Turmoil in Tow Daly Returns to Augusta

By Associated PressApril 6, 2004, 4:00 pm
AUGUSTA, Ga. ' A cola in his hand and a cigarette never too far from his lips, John Daly never looked more at ease as he stepped out of the Augusta National clubhouse Monday, far removed from a world of trouble.
Daly's wife and her parents were in a federal court in Mississippi for the start of their trail on money laundering charges. They wound up pleading guilty in an agreement with prosecutors. Sherrie Miller Daly, indicted last July just five days after giving birth to Daly's first son, was offered five years' probation with six months of house arrest.
'I'm just so happy to be here,' Daly said quietly. 'To me, this is like heaven.'
The Masters also is his haven. He wants desperately for this week to be all about his golf, which has been so good the last two months that he came out of nowhere - a place Daly knows all to well - to return to Augusta National.
Daly has such control of his game that no one would be surprised to see him in a green jacket on Sunday.
'If this is his week, there's no reason he can't win,' Adam Scott said. 'His length is awesome and his short game is pure. It's a matter of it clicking this week.'
But even as Daly played a practice round with good friend Fuzzy Zoeller, his mind was two states away.
Prosecutors have said that Daly didn't know about the trouble that led to the indictment, which alleged that his wife and in-laws conspired to buy and sell drugs using cash from previous transactions.
He said he would stand behind his wife of nearly three years, and strongly recommended she take the plea bargain.
'You don't beat a federal court, a federal judge and the FBI. There's no way,' Daly said in the parking lot. 'I told Sherrie, 'You've got to look after what's ahead of you. If there's probation, house arrest, you've got to take that. I know you're not a convict. I know you're not guilty of anything. But you're not going to win.''
This might not be the best way to prepare for the first major championship of the year, especially on a daunting course like Augusta National that is expected to be firm, fast and troublesome.
But then, distractions seem to be a constant companion.
Daly was the ninth alternate when he drove through the night to the 1991 PGA Championship, then stunned the golfing community by overpowering Crooked Stick to win his first major.
He went through alcohol rehab, a nasty divorce and a suspension from the PGA Tour for rash behavior, then showed up at St. Andrews for the '95 British Open and added a silver claret jug to his trophy collection.

• Set task 1
Answer these questions about the article on John Daly's return to Augusta:
(a) What sentence was Sherrie Miller Daly offered?
(b) With whom did Daly play a practice round?
(c) Where did Daly win the '95 British Open?
• Set task 2
Carry on writing the article about John Daly's return to Augusta, picking up after its final paragraph.

• Recorded data
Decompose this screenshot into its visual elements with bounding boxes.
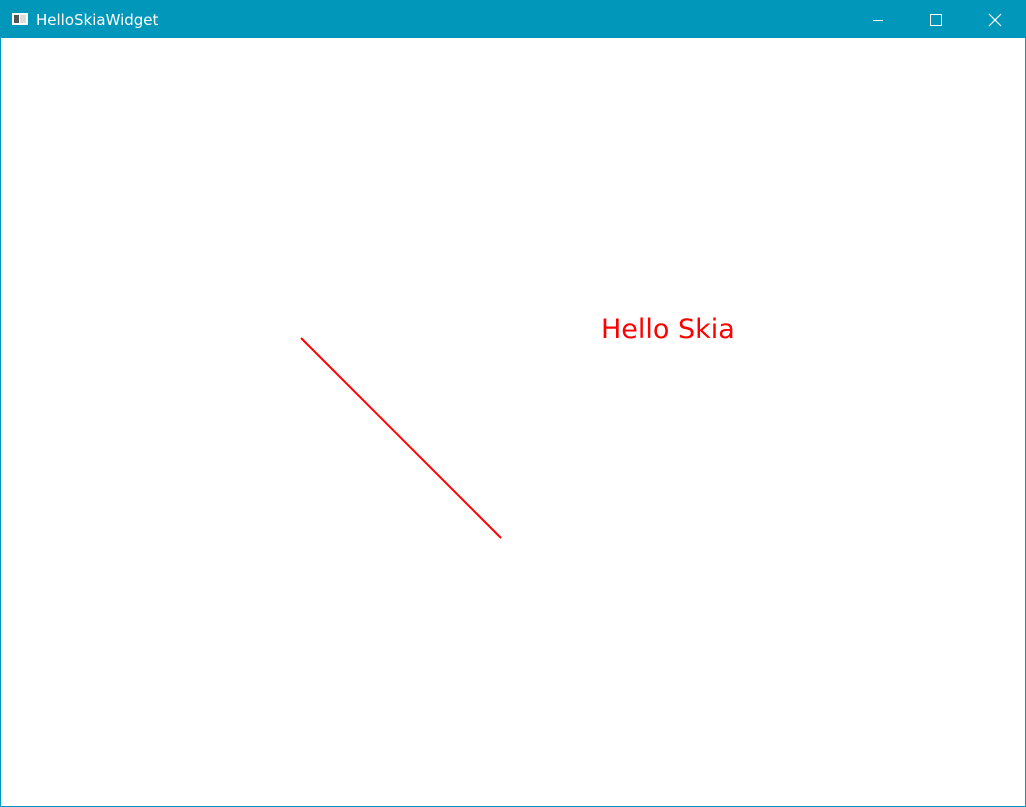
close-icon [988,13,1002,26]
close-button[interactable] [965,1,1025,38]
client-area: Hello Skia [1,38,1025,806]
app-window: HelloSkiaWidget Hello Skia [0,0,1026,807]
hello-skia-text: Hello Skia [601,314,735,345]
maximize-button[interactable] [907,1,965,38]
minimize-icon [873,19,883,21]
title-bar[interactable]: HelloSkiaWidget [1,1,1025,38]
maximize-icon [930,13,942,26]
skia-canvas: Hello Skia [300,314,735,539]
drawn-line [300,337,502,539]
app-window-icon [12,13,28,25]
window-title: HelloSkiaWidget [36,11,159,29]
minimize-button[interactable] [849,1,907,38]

• Output 1
(a) Five years' probation with six months of house arrest.
(b) Fuzzy Zoeller.
(c) St. Andrews.

• Output 2
A victory this week at Augusta National - certainly not out of the question considering his skills - would make him only the 15th player in history to capture three of the four majors.
Daly generates a buzz unlike any other player.
He walked only 100 yards from the clubhouse to the putting green, and a wall of people caved in around him. Some of the fans reached out and patted him on the back; others shouted out to him, the voices becoming muffled cheers.
'I'm fine,' Daly said. 'I've got my mind on golf, and it's going to be fun.'
A photo of Daly on the front page Monday of The Augusta Chronicle was vintage - Daly at the top of his swing, the club dangling well past his shoulders, his gut sagging over his waistline, a cigarette dangling between his lips.
Daly has never come into a major with his game looking this good.
He won at Torrey Pines two months ago, his first PGA Tour victory in nine years, against a strong field that included Tiger Woods, Vijay Singh and Phil Mickelson. The following week, he recovered from a disastrous front nine in the final round at Riviera to finish fourth.
That's when Daly started dreaming about Augusta National, and he managed to qualify in spite of himself. During a crucial stretch in Florida, he slammed his hand in a car door and had to miss the Honda Classic. He was in position to qualify for the Masters at Bay Hill until a double bogey-eagle-bogey-triple bogey finish knocked him into a tie for ninth.
Then, he closed with an 80 at The Players Championship and had to wait four hours to find out he got into the Masters by being 10th on the PGA Tour money list.
'My patience hopefully will be better. That's the main thing,' Daly said. 'I'm hanging in there, and that's what is helping me. Even when I shot 80 at The Players Championship, I finished with an eagle, missed a short putt and then a birdie. Hopefully, something good will happen this week.'
Craig Parry of Australia has played several rounds with Daly over the years, and he noticed a change in his game when they were paired together the first two days at Bay Hill.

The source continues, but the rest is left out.